TEXTO DE LEITURA →
Ricardo Couto Extingue Secretaria e Demite 35 Servidores no RJ Após Auditoria Revelar Fraudes em ONGs milionárias

Ricardo Couto

Ricardo Couto Extingue Secretaria e Demite 35 Servidores no RJ Após Auditoria Revelar Fraudes em ONGs milionárias

O governador em exercício do Rio de Janeiro, Ricardo Couto, tomou medidas drásticas nesta segunda-feira (17) ao extinguir a Secretaria Intergeracional de Juventude e Envelhecimento Saudável (Seijes). A decisão, publicada no Diário Oficial, também resultou na exoneração de 35 servidores, incluindo a secretária Isabela Alves.

A reestruturação administrativa visa atender às descobertas de uma auditoria que identificou graves irregularidades na contratação de duas Organizações Não Governamentais (ONGs). Essas entidades gerenciavam o Projeto 60+ Reabilita, com contratos que somam cerca de R$ 115 milhões. A auditoria, conduzida pela Secretaria de Estado da Casa Civil, apontou indícios de superfaturamento, direcionamento de verbas, conflitos de interesse e desvio de dinheiro público.

Diante das suspeitas, todos os repasses financeiros para o Projeto 60+ Reabilita foram suspensos. As atividades assistenciais aos idosos, no entanto, continuarão sendo realizadas enquanto a Secretaria de Desenvolvimento Social e Direitos Humanos realiza uma análise técnica que deve durar 30 dias. Conforme informação divulgada pelo governo estadual, outro programa, o Conecta CRJ, que oferece cursos de qualificação profissional para jovens, também teve seu financiamento interrompido preventivamente devido a uma auditoria em andamento, com prazo de 60 dias para conclusão.

Auditoria Detalha Irregularidades e Direcionamento em Contratos

A auditoria sobre os contratos firmados com o Instituto Novas Atitudes Transformam o Amanhã (Instituto Nata) e o Centro de Pesquisas e de Ações Sociais e Culturais (ONG Contato) revelou que a justificativa para não realizar um chamamento público, que permitiria a participação de outras organizações, não condiz com a realidade do projeto. Isso já indica um forte direcionamento no processo de contratação das ONGs.

A execução do Projeto 60+ Reabilita também foi considerada aquém do planejado. O projeto previa a abertura de 100 polos de atendimento para cada ONG, mas, em seis meses, menos da metade das unidades previstas para o Instituto Nata estava em funcionamento. Mesmo assim, o contrato do Instituto Nata foi aditivado em 25%, adicionando R$ 5 milhões para a criação de mais polos.

LISTAGEM EXIBIDA →
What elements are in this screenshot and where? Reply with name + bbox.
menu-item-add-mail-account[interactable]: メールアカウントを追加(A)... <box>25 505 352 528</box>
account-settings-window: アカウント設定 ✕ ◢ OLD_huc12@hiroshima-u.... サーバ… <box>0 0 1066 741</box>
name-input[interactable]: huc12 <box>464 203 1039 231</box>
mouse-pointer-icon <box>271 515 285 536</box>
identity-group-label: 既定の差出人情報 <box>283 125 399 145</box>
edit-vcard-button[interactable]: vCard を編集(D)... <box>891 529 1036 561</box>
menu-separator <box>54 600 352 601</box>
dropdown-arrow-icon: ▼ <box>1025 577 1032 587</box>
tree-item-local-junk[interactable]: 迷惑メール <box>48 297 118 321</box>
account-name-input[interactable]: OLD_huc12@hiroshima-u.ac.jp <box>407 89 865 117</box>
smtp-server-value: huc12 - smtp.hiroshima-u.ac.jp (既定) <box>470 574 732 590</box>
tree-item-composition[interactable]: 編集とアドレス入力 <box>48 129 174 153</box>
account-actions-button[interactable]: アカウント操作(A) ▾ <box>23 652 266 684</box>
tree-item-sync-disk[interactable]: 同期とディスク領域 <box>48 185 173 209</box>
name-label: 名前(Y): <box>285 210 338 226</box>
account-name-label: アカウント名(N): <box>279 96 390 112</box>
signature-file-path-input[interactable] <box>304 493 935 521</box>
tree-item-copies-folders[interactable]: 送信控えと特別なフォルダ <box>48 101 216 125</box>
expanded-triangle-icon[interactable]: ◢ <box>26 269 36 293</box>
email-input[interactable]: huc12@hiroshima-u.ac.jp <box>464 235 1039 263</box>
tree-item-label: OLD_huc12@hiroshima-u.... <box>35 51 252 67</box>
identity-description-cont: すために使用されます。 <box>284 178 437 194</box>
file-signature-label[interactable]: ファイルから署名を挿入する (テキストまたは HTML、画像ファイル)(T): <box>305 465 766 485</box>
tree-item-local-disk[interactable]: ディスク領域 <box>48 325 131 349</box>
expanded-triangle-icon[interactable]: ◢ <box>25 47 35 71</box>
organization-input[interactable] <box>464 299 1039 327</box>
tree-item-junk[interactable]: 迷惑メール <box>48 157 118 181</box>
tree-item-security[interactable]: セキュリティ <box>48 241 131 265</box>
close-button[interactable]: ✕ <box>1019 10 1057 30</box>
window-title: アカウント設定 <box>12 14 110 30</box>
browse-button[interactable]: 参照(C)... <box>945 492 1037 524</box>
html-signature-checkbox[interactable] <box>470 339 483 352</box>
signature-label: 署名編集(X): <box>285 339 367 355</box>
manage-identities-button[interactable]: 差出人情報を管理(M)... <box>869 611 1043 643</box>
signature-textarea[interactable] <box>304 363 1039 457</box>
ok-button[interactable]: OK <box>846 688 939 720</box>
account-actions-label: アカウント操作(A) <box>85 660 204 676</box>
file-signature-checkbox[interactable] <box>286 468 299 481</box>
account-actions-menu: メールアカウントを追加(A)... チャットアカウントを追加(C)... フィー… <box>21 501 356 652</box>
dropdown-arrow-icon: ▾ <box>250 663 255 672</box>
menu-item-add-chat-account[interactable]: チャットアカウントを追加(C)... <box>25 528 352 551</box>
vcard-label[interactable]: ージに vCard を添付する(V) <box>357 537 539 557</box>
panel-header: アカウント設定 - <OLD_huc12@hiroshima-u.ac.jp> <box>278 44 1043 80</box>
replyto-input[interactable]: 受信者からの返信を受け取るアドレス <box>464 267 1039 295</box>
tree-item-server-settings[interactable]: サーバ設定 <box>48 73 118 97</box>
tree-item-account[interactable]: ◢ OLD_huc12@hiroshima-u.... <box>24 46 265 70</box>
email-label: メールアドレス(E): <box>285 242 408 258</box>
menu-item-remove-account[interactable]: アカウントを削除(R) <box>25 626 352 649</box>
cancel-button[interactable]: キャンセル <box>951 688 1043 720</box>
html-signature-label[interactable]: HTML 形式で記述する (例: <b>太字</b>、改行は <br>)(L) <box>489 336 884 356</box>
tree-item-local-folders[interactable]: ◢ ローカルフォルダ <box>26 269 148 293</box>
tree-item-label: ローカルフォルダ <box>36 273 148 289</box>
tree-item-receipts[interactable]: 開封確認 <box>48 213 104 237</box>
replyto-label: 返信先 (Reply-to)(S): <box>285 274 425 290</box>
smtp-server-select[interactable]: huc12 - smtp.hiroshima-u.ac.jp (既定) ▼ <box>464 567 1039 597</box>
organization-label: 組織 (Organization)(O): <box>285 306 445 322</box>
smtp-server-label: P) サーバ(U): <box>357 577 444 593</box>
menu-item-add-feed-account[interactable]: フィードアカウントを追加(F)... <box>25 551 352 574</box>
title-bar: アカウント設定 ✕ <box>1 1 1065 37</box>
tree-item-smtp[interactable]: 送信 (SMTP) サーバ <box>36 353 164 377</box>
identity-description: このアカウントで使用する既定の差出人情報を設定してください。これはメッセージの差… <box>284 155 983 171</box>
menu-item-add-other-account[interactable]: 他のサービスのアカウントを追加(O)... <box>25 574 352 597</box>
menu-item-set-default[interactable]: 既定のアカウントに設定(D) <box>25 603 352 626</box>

A FAZER →
1/ De acordo com o texto de leitura, qual é o valor aproximado dos contratos das ONGs que gerenciavam o Projeto 60+ Reabilita?
2/ Por favor, resuma o texto de leitura em duas frases.

RESPOSTAS POR TAREFA →
1/ Cerca de R$ 115 milhões.

2/ O governador em exercício do Rio de Janeiro, Ricardo Couto, extinguiu a Seijes e exonerou 35 servidores, entre eles a secretária Isabela Alves, depois que uma auditoria da Casa Civil apontou indícios de superfaturamento, direcionamento de verbas, conflitos de interesse e desvio de dinheiro público na contratação das duas ONGs que gerenciavam o Projeto 60+ Reabilita. Os repasses ao projeto foram suspensos, embora o atendimento aos idosos continue durante uma análise técnica de 30 dias, e o programa Conecta CRJ também teve o financiamento interrompido por causa de outra auditoria em andamento.